WHAT YOU NEED TO DO ->
Return all of the entries word for word, but omit the pictures they contain.

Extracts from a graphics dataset
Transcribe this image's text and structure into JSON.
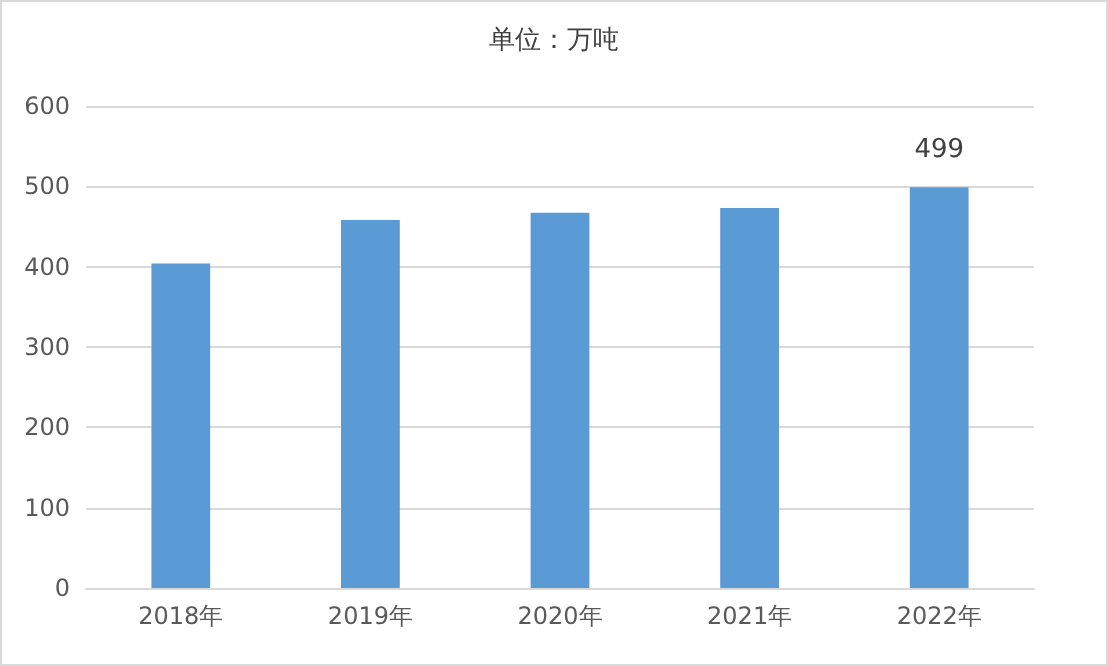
{
  "chart_data": {
    "type": "bar",
    "title": "单位：万吨",
    "categories": [
      "2018年",
      "2019年",
      "2020年",
      "2021年",
      "2022年"
    ],
    "values": [
      404,
      458,
      467,
      473,
      499
    ],
    "value_labels": [
      null,
      null,
      null,
      null,
      "499"
    ],
    "color": "#5b9bd5",
    "ylim": [
      0,
      600
    ],
    "yticks": [
      0,
      100,
      200,
      300,
      400,
      500,
      600
    ],
    "grid": "y"
  }
}
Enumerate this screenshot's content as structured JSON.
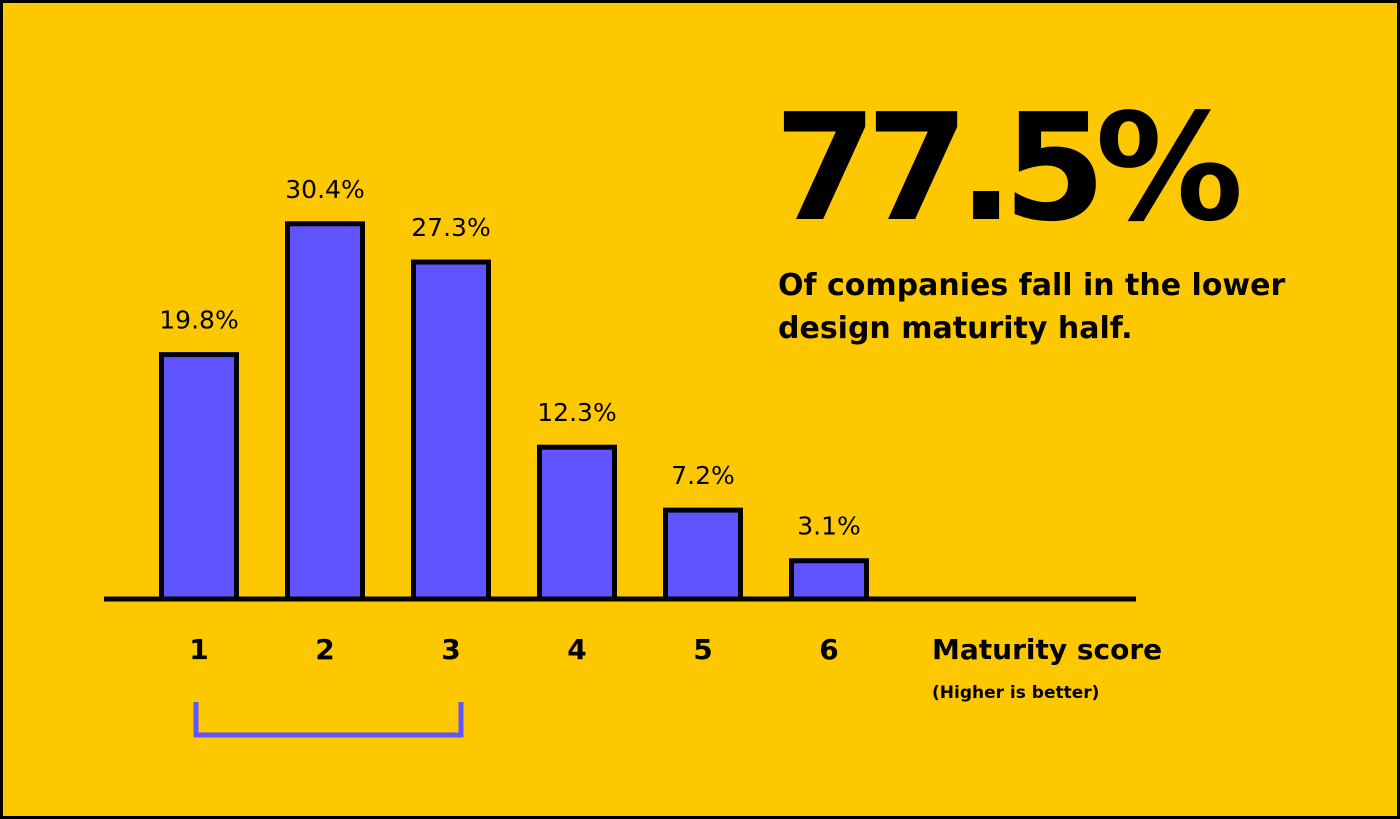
{
  "headline": {
    "stat": "77.5%",
    "caption": "Of companies fall in the lower design maturity half."
  },
  "colors": {
    "background": "#FEC800",
    "bar_fill": "#6054FF",
    "outline": "#000000",
    "bracket": "#6054FF"
  },
  "chart_data": {
    "type": "bar",
    "categories": [
      "1",
      "2",
      "3",
      "4",
      "5",
      "6"
    ],
    "values": [
      19.8,
      30.4,
      27.3,
      12.3,
      7.2,
      3.1
    ],
    "value_labels": [
      "19.8%",
      "30.4%",
      "27.3%",
      "12.3%",
      "7.2%",
      "3.1%"
    ],
    "title": "",
    "xlabel": "Maturity score",
    "xlabel_note": "(Higher is better)",
    "ylabel": "",
    "ylim": [
      0,
      35
    ],
    "grid": false,
    "legend": "none",
    "highlight": {
      "type": "bracket",
      "from_category": "1",
      "to_category": "3"
    }
  }
}
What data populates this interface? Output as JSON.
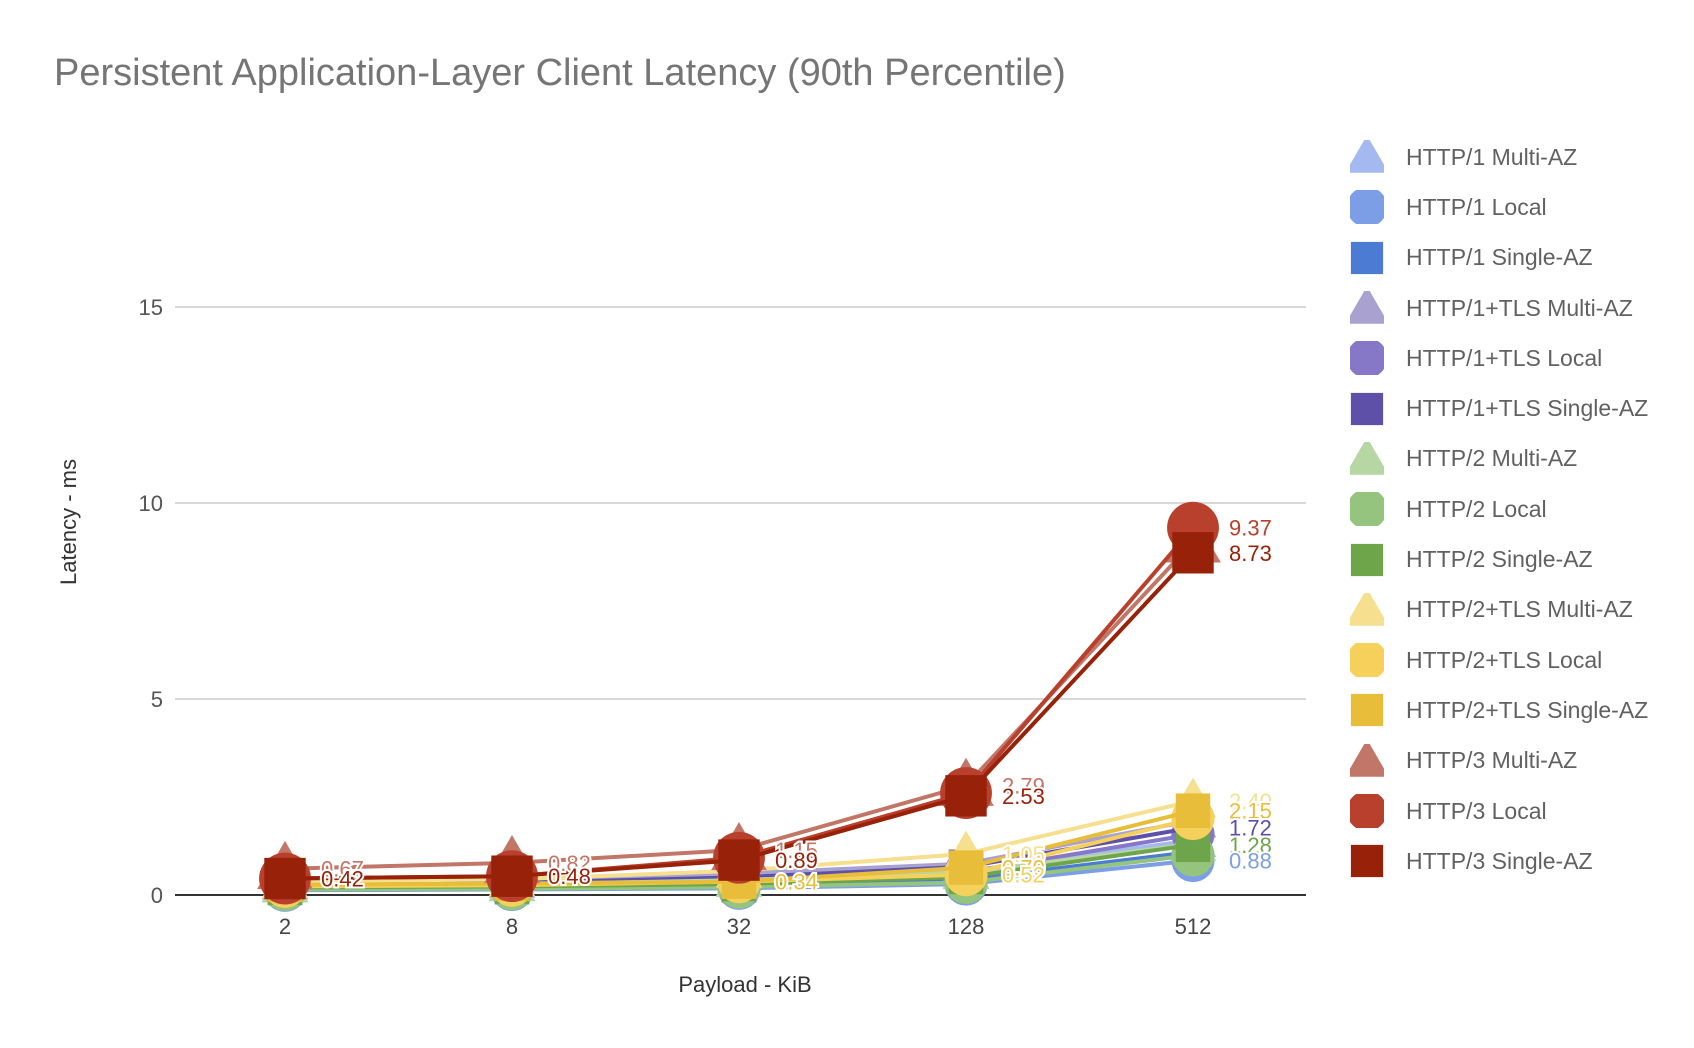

RESULT FOR THIS TASK ->
Transcribe this image's text and structure into JSON.
{
  "chart_data": {
    "type": "bar",
    "title": "单位：万吨",
    "categories": [
      "2018年",
      "2019年",
      "2020年",
      "2021年",
      "2022年"
    ],
    "values": [
      404,
      458,
      467,
      473,
      499
    ],
    "value_labels": [
      null,
      null,
      null,
      null,
      "499"
    ],
    "color": "#5b9bd5",
    "ylim": [
      0,
      600
    ],
    "yticks": [
      0,
      100,
      200,
      300,
      400,
      500,
      600
    ],
    "grid": "y"
  }
}
Enumerate this screenshot's content as structured JSON.
{
  "headline": {
    "stat": "77.5%",
    "caption": "Of companies fall in the lower design maturity half."
  },
  "colors": {
    "background": "#FEC800",
    "bar_fill": "#6054FF",
    "outline": "#000000",
    "bracket": "#6054FF"
  },
  "chart_data": {
    "type": "bar",
    "categories": [
      "1",
      "2",
      "3",
      "4",
      "5",
      "6"
    ],
    "values": [
      19.8,
      30.4,
      27.3,
      12.3,
      7.2,
      3.1
    ],
    "value_labels": [
      "19.8%",
      "30.4%",
      "27.3%",
      "12.3%",
      "7.2%",
      "3.1%"
    ],
    "title": "",
    "xlabel": "Maturity score",
    "xlabel_note": "(Higher is better)",
    "ylabel": "",
    "ylim": [
      0,
      35
    ],
    "grid": false,
    "legend": "none",
    "highlight": {
      "type": "bracket",
      "from_category": "1",
      "to_category": "3"
    }
  }
}
What data populates this interface? Output as JSON.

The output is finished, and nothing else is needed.